EXERCISE AIM: The entries below need to be written out exactly, with no pictures included.

DATA SHOWN:
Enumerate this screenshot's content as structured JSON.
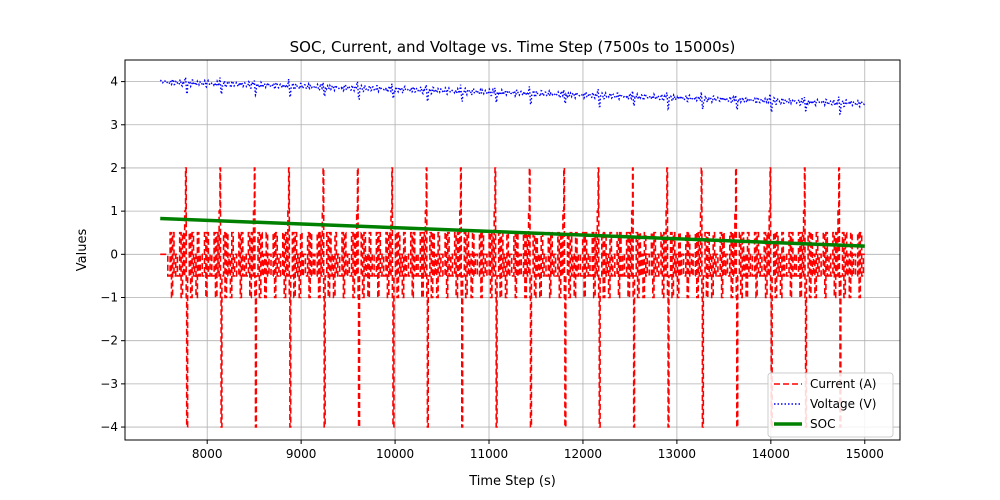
{
  "chart_data": {
    "type": "line",
    "title": "SOC, Current, and Voltage vs. Time Step (7500s to 15000s)",
    "xlabel": "Time Step (s)",
    "ylabel": "Values",
    "xlim": [
      7125,
      15375
    ],
    "ylim": [
      -4.3,
      4.5
    ],
    "x_ticks": [
      8000,
      9000,
      10000,
      11000,
      12000,
      13000,
      14000,
      15000
    ],
    "x_tick_labels": [
      "8000",
      "9000",
      "10000",
      "11000",
      "12000",
      "13000",
      "14000",
      "15000"
    ],
    "y_ticks": [
      -4,
      -3,
      -2,
      -1,
      0,
      1,
      2,
      3,
      4
    ],
    "y_tick_labels": [
      "−4",
      "−3",
      "−2",
      "−1",
      "0",
      "1",
      "2",
      "3",
      "4"
    ],
    "grid": true,
    "legend_position": "lower right",
    "x_range": [
      7500,
      15000
    ],
    "series": [
      {
        "name": "Current (A)",
        "color": "#ff0000",
        "style": "dashed",
        "cycle_period_s": 366,
        "cycle_start_s": 7500,
        "levels_A": [
          2,
          1,
          0.5,
          0,
          -0.5,
          -1,
          -4
        ],
        "peak_high_A": 2,
        "peak_low_A": -4
      },
      {
        "name": "Voltage (V)",
        "color": "#0000ff",
        "style": "dotted",
        "start_V": 4.0,
        "end_V": 3.5,
        "fluctuation_V": 0.3
      },
      {
        "name": "SOC",
        "color": "#008000",
        "style": "solid",
        "x": [
          7500,
          15000
        ],
        "values": [
          0.83,
          0.19
        ]
      }
    ]
  }
}
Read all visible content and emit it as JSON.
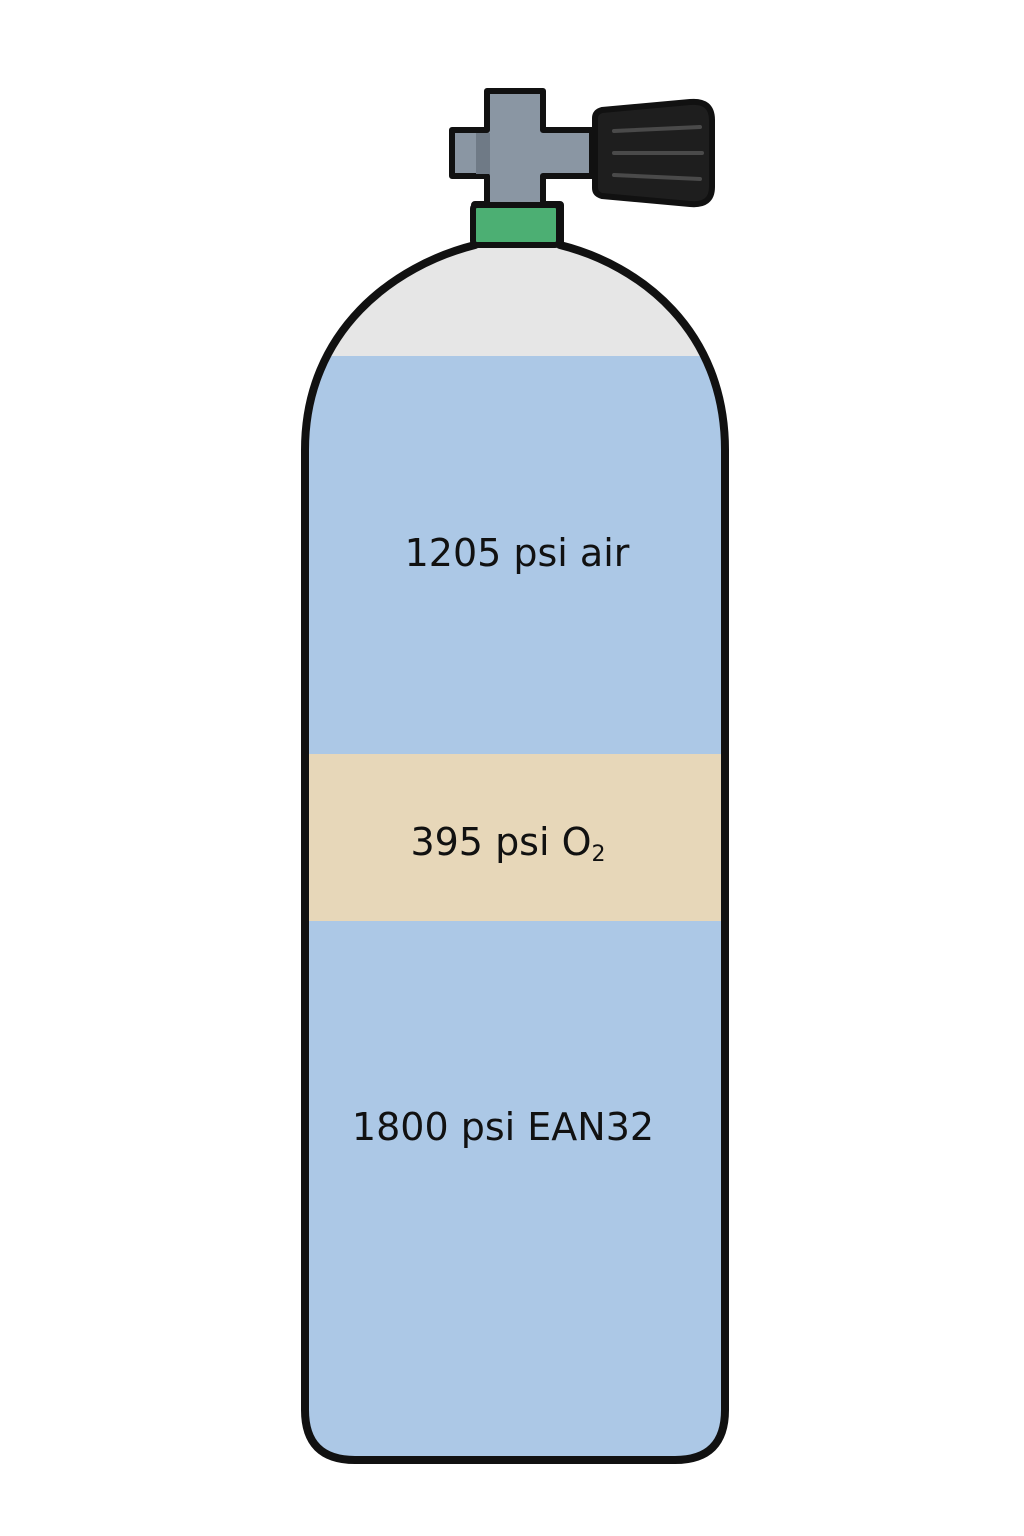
{
  "diagram": {
    "layers": [
      {
        "id": "top",
        "label": "1205 psi air",
        "subscript": "",
        "color": "#acc8e6"
      },
      {
        "id": "middle",
        "label": "395 psi O",
        "subscript": "2",
        "color": "#e7d7b9"
      },
      {
        "id": "bottom",
        "label": "1800 psi EAN32",
        "subscript": "",
        "color": "#acc8e6"
      }
    ],
    "colors": {
      "empty_space": "#e6e6e6",
      "outline": "#111111",
      "valve_body": "#8a96a3",
      "valve_shadow": "#6f7a86",
      "knob": "#1e1e1e",
      "neck_ring": "#4caf73"
    }
  }
}
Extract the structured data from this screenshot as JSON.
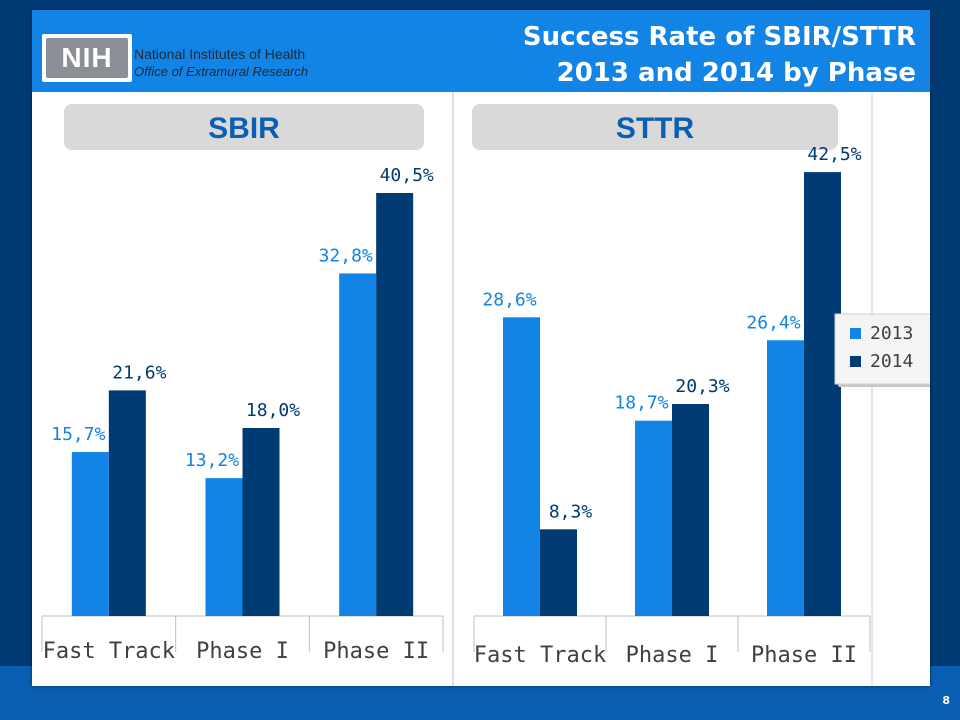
{
  "header": {
    "title_line1": "Success Rate of SBIR/STTR",
    "title_line2": "2013 and 2014 by Phase",
    "logo_text": "NIH",
    "org_name": "National Institutes of Health",
    "org_sub": "Office of Extramural Research"
  },
  "footer": {
    "slide_number": "8"
  },
  "colors": {
    "series_2013": "#1184e5",
    "series_2014": "#003b73",
    "panel_label_bg": "#d9d9d9"
  },
  "chart_data": [
    {
      "type": "bar",
      "panel_label": "SBIR",
      "categories": [
        "Fast Track",
        "Phase I",
        "Phase II"
      ],
      "series": [
        {
          "name": "2013",
          "values": [
            15.7,
            13.2,
            32.8
          ],
          "labels": [
            "15,7%",
            "13,2%",
            "32,8%"
          ]
        },
        {
          "name": "2014",
          "values": [
            21.6,
            18.0,
            40.5
          ],
          "labels": [
            "21,6%",
            "18,0%",
            "40,5%"
          ]
        }
      ],
      "ylim": [
        0,
        45
      ]
    },
    {
      "type": "bar",
      "panel_label": "STTR",
      "categories": [
        "Fast Track",
        "Phase I",
        "Phase II"
      ],
      "series": [
        {
          "name": "2013",
          "values": [
            28.6,
            18.7,
            26.4
          ],
          "labels": [
            "28,6%",
            "18,7%",
            "26,4%"
          ]
        },
        {
          "name": "2014",
          "values": [
            8.3,
            20.3,
            42.5
          ],
          "labels": [
            "8,3%",
            "20,3%",
            "42,5%"
          ]
        }
      ],
      "ylim": [
        0,
        45
      ],
      "legend": [
        "2013",
        "2014"
      ],
      "legend_position": "right"
    }
  ]
}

TASK RESULT:
Enumerate this screenshot's content as structured JSON.
{
  "chart_data": {
    "type": "line",
    "title": "SOC, Current, and Voltage vs. Time Step (7500s to 15000s)",
    "xlabel": "Time Step (s)",
    "ylabel": "Values",
    "xlim": [
      7125,
      15375
    ],
    "ylim": [
      -4.3,
      4.5
    ],
    "x_ticks": [
      8000,
      9000,
      10000,
      11000,
      12000,
      13000,
      14000,
      15000
    ],
    "x_tick_labels": [
      "8000",
      "9000",
      "10000",
      "11000",
      "12000",
      "13000",
      "14000",
      "15000"
    ],
    "y_ticks": [
      -4,
      -3,
      -2,
      -1,
      0,
      1,
      2,
      3,
      4
    ],
    "y_tick_labels": [
      "−4",
      "−3",
      "−2",
      "−1",
      "0",
      "1",
      "2",
      "3",
      "4"
    ],
    "grid": true,
    "legend_position": "lower right",
    "x_range": [
      7500,
      15000
    ],
    "series": [
      {
        "name": "Current (A)",
        "color": "#ff0000",
        "style": "dashed",
        "cycle_period_s": 366,
        "cycle_start_s": 7500,
        "levels_A": [
          2,
          1,
          0.5,
          0,
          -0.5,
          -1,
          -4
        ],
        "peak_high_A": 2,
        "peak_low_A": -4
      },
      {
        "name": "Voltage (V)",
        "color": "#0000ff",
        "style": "dotted",
        "start_V": 4.0,
        "end_V": 3.5,
        "fluctuation_V": 0.3
      },
      {
        "name": "SOC",
        "color": "#008000",
        "style": "solid",
        "x": [
          7500,
          15000
        ],
        "values": [
          0.83,
          0.19
        ]
      }
    ]
  }
}
Read all visible content and emit it as JSON.
{
  "diagram": {
    "layers": [
      {
        "id": "top",
        "label": "1205 psi air",
        "subscript": "",
        "color": "#acc8e6"
      },
      {
        "id": "middle",
        "label": "395 psi O",
        "subscript": "2",
        "color": "#e7d7b9"
      },
      {
        "id": "bottom",
        "label": "1800 psi EAN32",
        "subscript": "",
        "color": "#acc8e6"
      }
    ],
    "colors": {
      "empty_space": "#e6e6e6",
      "outline": "#111111",
      "valve_body": "#8a96a3",
      "valve_shadow": "#6f7a86",
      "knob": "#1e1e1e",
      "neck_ring": "#4caf73"
    }
  }
}
Extract the structured data from this screenshot as JSON.
{
  "header": {
    "title_line1": "Success Rate of SBIR/STTR",
    "title_line2": "2013 and 2014 by Phase",
    "logo_text": "NIH",
    "org_name": "National Institutes of Health",
    "org_sub": "Office of Extramural Research"
  },
  "footer": {
    "slide_number": "8"
  },
  "colors": {
    "series_2013": "#1184e5",
    "series_2014": "#003b73",
    "panel_label_bg": "#d9d9d9"
  },
  "chart_data": [
    {
      "type": "bar",
      "panel_label": "SBIR",
      "categories": [
        "Fast Track",
        "Phase I",
        "Phase II"
      ],
      "series": [
        {
          "name": "2013",
          "values": [
            15.7,
            13.2,
            32.8
          ],
          "labels": [
            "15,7%",
            "13,2%",
            "32,8%"
          ]
        },
        {
          "name": "2014",
          "values": [
            21.6,
            18.0,
            40.5
          ],
          "labels": [
            "21,6%",
            "18,0%",
            "40,5%"
          ]
        }
      ],
      "ylim": [
        0,
        45
      ]
    },
    {
      "type": "bar",
      "panel_label": "STTR",
      "categories": [
        "Fast Track",
        "Phase I",
        "Phase II"
      ],
      "series": [
        {
          "name": "2013",
          "values": [
            28.6,
            18.7,
            26.4
          ],
          "labels": [
            "28,6%",
            "18,7%",
            "26,4%"
          ]
        },
        {
          "name": "2014",
          "values": [
            8.3,
            20.3,
            42.5
          ],
          "labels": [
            "8,3%",
            "20,3%",
            "42,5%"
          ]
        }
      ],
      "ylim": [
        0,
        45
      ],
      "legend": [
        "2013",
        "2014"
      ],
      "legend_position": "right"
    }
  ]
}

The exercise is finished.